FRAGMENTO DEL DOCUMENTO
Marta de la Vega 14 de agosto de 2023
Un
panorama sombrío se perfila en las democracias de América Latina. Están
amenazadas por la tentación totalitaria o autocrática o por la vocación
hegemónica, por la seducción de los autoritarismos, por la pérdida de confianza
en sus instituciones y principios básicos, por la falta de credibilidad en los
partidos políticos como correas de transmisión entre los ciudadanos y el
Estado, por la rotura del tejido social, por la corrupción generalizada y la
anomia moral. Las características frágiles del sistema político
democrático, el que ha tomado más siglos en construir hasta consolidarse no
solo como una forma de práctica política representativa y liberal sino en su
significado contemporáneo, como una democracia participativa y ciudadana, el
más deseable de los regímenes de gobierno por ser el único que asegura en las
sociedades una convivencia pacífica y civilizada, que no se impone por la
fuerza sino por el acuerdo entre ciudadanos y cuya fuente de legitimidad está
en la aprobación de estos, que implica la temporalidad de los cargos y la
alternabilidad a fin de no perpetuarse el poder uno o unos pocos, se
halla hoy en jaque.
A pesar de ser la forma de organizar el poder basada en el respeto al estado de derecho o imperio de la ley, en los derechos civiles y políticos de todos, en la libertad de los individuos, en la igualdad ante la justicia, en la equidad a fin de garantizar iguales oportunidades, en el debate público, en el consenso, en la aceptación de las diferencias, el pluralismo, la tolerancia y la diversidad sin segregación ni discriminaciones, se ve hoy asediada por tres factores:
1) el
uso de la violencia para resolver los conflictos.
2) La
apatía frente a la violación de derechos.
3) La
penetración de estructuras criminales organizadas de carácter transnacional en
varios países cuyas élites políticas se han convertido en mafias asociadas con
el narcotráfico y estupefacientes.
Cuando
la política se vuelve parte del crimen organizado, que es lo que ha pasado en
Venezuela, y la geopolítica del narcotráfico se extiende en territorios
importantes de América Latina en México, Colombia, Ecuador y Perú y, en menor
grado, en Argentina y Paraguay, presenciamos lo que Héctor Schamis llama un
ejército de ocupación que ha infiltrado el Estado y las fuerzas de seguridad.

MATERIAL PROPORCIONADO

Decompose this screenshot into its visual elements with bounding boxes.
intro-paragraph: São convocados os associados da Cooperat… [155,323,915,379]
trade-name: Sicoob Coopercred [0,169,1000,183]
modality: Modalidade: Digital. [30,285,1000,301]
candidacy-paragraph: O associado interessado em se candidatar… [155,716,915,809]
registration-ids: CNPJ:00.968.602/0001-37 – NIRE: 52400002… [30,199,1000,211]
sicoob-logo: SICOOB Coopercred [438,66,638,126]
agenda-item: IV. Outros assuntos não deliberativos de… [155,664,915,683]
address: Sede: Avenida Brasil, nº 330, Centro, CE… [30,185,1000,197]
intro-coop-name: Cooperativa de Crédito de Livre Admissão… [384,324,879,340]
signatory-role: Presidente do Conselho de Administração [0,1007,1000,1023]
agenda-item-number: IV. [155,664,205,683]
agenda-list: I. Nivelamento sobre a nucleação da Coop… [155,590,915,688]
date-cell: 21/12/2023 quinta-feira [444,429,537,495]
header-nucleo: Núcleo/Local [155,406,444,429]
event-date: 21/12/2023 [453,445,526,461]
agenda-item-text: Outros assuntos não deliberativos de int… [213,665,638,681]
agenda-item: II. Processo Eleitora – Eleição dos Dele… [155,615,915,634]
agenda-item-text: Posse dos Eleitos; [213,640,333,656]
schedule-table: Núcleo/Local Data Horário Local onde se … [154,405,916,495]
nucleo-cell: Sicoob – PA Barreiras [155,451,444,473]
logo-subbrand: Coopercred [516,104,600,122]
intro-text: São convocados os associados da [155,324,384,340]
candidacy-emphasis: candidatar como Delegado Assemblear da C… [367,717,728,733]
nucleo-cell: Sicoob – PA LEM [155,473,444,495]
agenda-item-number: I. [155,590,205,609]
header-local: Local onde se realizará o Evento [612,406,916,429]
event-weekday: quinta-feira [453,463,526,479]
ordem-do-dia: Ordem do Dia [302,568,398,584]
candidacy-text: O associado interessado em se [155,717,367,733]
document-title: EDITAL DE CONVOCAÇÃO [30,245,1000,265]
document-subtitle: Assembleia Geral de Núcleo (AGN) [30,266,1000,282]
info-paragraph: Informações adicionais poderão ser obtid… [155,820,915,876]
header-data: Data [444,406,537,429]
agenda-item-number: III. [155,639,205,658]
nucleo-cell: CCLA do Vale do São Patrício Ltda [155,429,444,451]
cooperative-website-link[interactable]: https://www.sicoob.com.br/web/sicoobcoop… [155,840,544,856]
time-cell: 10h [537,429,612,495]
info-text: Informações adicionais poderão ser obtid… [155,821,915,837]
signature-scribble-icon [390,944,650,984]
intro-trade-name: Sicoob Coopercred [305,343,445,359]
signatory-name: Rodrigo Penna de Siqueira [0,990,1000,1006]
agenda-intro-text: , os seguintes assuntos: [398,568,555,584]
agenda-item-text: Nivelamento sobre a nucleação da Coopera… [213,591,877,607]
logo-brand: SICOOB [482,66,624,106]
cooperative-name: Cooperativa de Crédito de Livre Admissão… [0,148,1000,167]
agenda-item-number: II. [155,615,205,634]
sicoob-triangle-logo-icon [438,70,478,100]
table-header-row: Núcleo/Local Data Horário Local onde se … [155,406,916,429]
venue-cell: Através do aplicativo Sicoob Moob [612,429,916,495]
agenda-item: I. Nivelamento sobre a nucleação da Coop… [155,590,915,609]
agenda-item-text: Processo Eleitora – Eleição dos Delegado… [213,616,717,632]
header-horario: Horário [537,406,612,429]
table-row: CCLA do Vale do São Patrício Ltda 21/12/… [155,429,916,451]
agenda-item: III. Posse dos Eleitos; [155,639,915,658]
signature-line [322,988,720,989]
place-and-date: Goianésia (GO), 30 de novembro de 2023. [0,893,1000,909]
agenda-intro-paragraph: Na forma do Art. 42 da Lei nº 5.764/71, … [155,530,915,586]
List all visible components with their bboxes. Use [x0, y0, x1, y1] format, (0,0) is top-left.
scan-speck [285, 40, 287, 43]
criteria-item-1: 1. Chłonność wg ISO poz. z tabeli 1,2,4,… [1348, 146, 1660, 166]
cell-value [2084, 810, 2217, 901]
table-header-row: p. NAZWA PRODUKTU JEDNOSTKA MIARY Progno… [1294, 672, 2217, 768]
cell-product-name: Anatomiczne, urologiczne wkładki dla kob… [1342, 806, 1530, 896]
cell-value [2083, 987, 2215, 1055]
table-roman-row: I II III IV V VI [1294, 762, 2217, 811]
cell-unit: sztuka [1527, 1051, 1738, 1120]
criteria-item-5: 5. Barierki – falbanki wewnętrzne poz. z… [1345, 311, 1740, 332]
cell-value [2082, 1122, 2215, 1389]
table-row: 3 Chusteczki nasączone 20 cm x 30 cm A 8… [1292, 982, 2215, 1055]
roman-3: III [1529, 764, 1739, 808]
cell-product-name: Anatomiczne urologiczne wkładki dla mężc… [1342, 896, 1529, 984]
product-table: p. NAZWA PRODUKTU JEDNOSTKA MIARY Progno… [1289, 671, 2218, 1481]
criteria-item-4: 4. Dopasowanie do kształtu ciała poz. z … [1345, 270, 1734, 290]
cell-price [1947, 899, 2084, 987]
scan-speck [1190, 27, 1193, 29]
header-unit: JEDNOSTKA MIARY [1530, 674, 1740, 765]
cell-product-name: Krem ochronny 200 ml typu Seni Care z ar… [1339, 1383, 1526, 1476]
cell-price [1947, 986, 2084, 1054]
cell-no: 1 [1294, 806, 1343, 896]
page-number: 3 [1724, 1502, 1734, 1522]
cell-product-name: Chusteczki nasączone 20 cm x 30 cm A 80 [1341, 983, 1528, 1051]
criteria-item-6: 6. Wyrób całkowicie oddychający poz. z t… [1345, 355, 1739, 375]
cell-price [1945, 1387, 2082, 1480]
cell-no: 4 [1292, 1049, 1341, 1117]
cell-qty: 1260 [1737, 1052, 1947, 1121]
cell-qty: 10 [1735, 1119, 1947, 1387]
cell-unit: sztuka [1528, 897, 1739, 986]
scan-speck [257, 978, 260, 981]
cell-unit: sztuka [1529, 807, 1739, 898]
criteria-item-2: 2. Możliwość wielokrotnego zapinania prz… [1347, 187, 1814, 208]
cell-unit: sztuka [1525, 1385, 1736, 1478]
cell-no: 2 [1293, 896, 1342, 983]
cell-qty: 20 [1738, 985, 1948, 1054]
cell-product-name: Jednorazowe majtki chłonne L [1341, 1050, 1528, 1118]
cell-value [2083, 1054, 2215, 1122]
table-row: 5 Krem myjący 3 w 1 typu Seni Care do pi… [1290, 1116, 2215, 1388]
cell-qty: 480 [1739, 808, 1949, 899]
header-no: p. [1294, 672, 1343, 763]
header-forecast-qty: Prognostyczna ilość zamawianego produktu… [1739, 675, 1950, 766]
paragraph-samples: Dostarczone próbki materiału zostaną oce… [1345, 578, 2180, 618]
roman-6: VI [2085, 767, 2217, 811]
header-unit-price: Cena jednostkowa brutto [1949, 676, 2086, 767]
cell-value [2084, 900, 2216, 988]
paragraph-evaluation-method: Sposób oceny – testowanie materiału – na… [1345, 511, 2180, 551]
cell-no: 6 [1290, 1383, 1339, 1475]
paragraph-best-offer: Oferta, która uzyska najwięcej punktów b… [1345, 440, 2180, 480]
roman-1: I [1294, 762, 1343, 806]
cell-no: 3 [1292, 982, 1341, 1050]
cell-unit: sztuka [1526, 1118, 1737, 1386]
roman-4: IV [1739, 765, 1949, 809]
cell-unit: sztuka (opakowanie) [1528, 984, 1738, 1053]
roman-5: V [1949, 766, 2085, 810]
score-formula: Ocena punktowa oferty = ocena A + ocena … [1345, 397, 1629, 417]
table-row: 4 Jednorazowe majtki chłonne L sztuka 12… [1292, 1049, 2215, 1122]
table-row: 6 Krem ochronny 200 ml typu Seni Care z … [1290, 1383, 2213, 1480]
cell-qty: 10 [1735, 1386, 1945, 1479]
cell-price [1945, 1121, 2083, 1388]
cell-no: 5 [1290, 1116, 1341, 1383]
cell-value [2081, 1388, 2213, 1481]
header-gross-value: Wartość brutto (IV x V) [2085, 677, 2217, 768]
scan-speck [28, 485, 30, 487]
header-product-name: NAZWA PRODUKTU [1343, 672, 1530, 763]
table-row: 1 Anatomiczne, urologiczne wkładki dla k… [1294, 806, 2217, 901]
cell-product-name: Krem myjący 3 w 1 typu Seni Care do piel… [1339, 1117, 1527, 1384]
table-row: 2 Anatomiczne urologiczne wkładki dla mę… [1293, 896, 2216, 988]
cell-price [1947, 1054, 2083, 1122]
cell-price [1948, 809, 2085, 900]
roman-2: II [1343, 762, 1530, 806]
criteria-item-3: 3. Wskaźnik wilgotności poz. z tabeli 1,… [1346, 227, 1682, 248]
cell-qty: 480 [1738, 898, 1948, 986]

TAREA A REALIZAR
Prosigue el texto sobre las amenazas a las democracias de América Latina a partir de su última oración.

RESPUESTA AL PROBLEMA
Penetradas por la corrupción, estas no tienen más capacidad de repeler el
crimen ni tampoco mantienen el monopolio de las armas. El 26 de mayo de 2023,
desde Guayaquil, el candidato presidencial Fernando Villavicencio denunció
en CNN en español que el «Ecuador estaba tomado por los
Carteles de droga Jalisco Nueva Generación, Sinaloa y la mafia albanesa». Acaba
de ser asesinado el 9 de agosto, a diez días de las elecciones presidenciales
anticipadas.
En
Colombia, tres fuentes de inteligencia desenmascararon un presunto atentado del
grupo terrorista ELN que iba a ser perpetrado contra el fiscal general de la
república, Francisco Barbosa, así como ha recibido amenazas contra su vida la
senadora María Fernanda Cabal y, en Venezuela, igualmente, la precandidata
presidencial María Corina Machado. La violencia se vuelve así una expresión
trágica de la grave inseguridad por el abandono de las funciones del
Estado. Sin seguridad no hay libertad, no hay democracia, no hay
desarrollo económico, no hay prosperidad ni posibilidades de un entorno
propicio para el crecimiento personal y profesional, y la institucionalidad
pública se derrumba.
La
falta de consecuencias claras para los actos violentos, la ausencia de presión
social y de sanciones drásticas en el marco de la ley, terminan por trivializar
la violencia, dividir a la sociedad y provocar serias implicaciones políticas y
económicas. La violencia no es motor de cambio social. Al contrario, destruye
la posibilidad de desarrollo, de inversiones tanto en capital humano como en
producción económica, e impone una lógica destructora para la seguridad, la
estabilidad, la salud mental y el bienestar social de las personas. Una
sociedad enferma es la condición para un Estado forajido y ausente o presa
fácil de las autocracias.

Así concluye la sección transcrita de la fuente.